Lines holding the string "ylabel" are the ones to copy; find them all in the data.
-- Start Provided information --
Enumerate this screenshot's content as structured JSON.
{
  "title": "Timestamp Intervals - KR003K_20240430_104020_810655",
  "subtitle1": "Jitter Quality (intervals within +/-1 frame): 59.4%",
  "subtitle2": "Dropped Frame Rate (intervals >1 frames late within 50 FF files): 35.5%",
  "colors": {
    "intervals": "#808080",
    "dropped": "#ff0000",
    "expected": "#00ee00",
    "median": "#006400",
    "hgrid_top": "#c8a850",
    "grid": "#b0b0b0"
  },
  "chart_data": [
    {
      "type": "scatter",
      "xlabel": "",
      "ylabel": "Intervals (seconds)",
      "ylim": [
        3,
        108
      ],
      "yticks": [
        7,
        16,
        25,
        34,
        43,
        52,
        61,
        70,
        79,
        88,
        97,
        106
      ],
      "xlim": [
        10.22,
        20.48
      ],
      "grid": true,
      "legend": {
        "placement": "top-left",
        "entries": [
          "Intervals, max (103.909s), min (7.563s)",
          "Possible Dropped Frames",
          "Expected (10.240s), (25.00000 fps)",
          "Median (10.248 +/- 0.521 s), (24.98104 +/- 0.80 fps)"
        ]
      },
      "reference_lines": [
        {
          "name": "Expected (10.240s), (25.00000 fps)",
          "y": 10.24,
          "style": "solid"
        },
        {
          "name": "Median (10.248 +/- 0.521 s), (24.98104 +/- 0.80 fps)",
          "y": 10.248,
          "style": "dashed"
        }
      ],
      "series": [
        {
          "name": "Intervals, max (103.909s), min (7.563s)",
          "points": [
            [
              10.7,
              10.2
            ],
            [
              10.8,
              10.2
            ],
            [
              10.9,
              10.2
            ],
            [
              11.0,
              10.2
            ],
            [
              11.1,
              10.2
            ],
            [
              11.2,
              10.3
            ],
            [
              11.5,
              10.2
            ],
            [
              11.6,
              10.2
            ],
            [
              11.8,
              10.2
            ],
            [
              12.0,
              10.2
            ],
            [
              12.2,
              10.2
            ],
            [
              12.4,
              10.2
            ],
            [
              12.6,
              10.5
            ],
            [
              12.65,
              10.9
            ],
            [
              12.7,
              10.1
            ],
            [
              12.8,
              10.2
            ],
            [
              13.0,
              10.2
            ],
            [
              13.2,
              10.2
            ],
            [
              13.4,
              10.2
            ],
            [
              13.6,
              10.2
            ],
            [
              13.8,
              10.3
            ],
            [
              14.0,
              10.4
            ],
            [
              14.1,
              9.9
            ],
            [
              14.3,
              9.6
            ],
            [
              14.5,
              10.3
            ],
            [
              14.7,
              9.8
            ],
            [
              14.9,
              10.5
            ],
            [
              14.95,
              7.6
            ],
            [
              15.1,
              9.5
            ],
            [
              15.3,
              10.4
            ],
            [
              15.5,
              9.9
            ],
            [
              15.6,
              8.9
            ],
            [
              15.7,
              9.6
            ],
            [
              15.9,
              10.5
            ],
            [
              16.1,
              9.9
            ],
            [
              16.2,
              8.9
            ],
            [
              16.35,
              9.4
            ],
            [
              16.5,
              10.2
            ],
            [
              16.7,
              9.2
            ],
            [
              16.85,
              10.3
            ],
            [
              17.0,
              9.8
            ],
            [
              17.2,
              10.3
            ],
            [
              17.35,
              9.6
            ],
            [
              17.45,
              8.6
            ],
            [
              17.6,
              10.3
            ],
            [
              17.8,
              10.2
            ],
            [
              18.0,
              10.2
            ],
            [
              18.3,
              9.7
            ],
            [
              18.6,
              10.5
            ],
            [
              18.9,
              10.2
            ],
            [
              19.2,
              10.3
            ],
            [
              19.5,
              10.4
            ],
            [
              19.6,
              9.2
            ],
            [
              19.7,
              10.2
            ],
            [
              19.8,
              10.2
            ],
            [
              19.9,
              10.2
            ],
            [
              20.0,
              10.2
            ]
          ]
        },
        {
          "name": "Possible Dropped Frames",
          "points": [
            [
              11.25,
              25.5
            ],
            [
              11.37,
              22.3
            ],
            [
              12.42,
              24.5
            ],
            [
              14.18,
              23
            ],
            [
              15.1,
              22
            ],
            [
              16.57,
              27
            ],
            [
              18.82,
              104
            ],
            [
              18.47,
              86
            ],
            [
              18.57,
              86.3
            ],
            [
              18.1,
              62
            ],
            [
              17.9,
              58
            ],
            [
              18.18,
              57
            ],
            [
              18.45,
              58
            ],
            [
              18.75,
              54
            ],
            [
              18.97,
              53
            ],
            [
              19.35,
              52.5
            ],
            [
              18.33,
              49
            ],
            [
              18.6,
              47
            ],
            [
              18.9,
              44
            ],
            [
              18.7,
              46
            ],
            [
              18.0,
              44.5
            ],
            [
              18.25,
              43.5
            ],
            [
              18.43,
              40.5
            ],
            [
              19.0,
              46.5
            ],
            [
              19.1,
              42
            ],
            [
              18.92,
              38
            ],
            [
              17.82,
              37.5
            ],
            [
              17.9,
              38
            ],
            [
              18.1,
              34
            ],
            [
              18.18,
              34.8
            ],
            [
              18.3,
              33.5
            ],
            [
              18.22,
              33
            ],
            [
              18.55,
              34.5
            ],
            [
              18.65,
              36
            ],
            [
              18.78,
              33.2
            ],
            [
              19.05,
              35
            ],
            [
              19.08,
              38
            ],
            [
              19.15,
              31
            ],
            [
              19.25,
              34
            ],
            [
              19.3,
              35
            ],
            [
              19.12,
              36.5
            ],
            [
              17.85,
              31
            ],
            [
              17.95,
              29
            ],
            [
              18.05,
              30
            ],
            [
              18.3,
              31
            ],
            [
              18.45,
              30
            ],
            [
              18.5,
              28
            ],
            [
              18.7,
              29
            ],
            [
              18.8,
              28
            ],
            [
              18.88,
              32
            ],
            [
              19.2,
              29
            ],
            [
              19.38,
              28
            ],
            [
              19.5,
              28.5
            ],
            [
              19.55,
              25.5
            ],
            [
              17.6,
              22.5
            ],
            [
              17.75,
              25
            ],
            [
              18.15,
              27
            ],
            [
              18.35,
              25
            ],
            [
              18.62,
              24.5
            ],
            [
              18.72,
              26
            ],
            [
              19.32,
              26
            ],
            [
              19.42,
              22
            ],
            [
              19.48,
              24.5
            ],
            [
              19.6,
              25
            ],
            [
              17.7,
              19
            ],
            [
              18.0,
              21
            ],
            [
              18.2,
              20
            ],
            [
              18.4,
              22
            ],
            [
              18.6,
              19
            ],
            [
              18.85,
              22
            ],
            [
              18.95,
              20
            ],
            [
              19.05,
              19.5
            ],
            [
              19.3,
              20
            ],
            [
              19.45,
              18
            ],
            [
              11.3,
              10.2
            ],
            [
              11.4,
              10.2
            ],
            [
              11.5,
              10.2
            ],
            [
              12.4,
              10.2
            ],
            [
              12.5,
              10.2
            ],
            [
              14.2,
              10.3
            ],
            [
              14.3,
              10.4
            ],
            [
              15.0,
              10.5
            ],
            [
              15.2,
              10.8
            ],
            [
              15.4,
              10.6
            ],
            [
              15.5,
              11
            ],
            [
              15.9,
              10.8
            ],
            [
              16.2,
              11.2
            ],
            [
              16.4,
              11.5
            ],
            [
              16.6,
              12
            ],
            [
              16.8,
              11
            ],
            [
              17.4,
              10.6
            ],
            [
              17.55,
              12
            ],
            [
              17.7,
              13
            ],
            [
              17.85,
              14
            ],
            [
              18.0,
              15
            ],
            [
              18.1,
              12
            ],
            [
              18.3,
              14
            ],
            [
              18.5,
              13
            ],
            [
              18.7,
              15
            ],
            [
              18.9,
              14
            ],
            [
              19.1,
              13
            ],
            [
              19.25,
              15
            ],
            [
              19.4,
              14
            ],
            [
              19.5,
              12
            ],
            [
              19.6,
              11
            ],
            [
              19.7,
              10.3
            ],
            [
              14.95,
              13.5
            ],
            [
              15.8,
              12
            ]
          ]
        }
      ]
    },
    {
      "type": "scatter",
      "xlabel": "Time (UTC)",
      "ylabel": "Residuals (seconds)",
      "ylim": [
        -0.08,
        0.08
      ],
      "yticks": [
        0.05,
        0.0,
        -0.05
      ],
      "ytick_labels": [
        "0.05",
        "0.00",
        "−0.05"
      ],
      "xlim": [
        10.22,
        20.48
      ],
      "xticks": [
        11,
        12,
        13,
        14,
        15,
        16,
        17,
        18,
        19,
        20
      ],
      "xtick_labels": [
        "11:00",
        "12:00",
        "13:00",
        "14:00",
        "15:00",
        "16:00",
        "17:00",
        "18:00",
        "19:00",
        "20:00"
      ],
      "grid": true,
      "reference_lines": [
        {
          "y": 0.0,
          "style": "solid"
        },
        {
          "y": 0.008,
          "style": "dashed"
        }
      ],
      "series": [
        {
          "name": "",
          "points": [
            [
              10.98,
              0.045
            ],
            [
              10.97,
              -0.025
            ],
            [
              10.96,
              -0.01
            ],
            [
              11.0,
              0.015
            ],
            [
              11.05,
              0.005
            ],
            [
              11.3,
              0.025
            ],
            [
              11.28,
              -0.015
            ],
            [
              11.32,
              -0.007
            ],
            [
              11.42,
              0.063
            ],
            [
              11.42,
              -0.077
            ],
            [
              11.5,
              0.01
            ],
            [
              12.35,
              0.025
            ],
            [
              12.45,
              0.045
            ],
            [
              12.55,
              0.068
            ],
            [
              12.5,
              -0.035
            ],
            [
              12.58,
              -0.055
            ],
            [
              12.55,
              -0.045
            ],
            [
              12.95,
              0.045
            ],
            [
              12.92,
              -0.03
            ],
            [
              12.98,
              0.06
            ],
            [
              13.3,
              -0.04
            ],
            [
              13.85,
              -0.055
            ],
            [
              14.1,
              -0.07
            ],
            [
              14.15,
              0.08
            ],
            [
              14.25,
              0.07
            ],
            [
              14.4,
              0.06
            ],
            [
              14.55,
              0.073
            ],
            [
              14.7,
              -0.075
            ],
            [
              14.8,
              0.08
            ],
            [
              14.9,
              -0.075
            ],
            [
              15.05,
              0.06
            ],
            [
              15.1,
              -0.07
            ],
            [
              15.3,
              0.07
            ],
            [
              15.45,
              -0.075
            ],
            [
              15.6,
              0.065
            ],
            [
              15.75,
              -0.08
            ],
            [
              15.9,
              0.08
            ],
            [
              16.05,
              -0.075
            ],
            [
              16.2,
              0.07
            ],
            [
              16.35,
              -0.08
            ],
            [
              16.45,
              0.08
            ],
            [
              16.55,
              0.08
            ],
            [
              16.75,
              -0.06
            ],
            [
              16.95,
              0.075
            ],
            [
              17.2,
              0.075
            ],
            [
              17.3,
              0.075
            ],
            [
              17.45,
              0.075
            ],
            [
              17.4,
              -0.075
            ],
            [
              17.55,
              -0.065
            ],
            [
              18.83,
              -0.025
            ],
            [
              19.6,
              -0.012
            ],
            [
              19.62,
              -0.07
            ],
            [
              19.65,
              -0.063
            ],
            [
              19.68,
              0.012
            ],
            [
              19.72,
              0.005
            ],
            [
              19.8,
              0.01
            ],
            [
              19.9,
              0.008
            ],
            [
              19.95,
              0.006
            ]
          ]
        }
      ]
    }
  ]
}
-- End Provided information --
■ Result for this task
      "ylabel": "Intervals (seconds)",
      "ylabel": "Residuals (seconds)",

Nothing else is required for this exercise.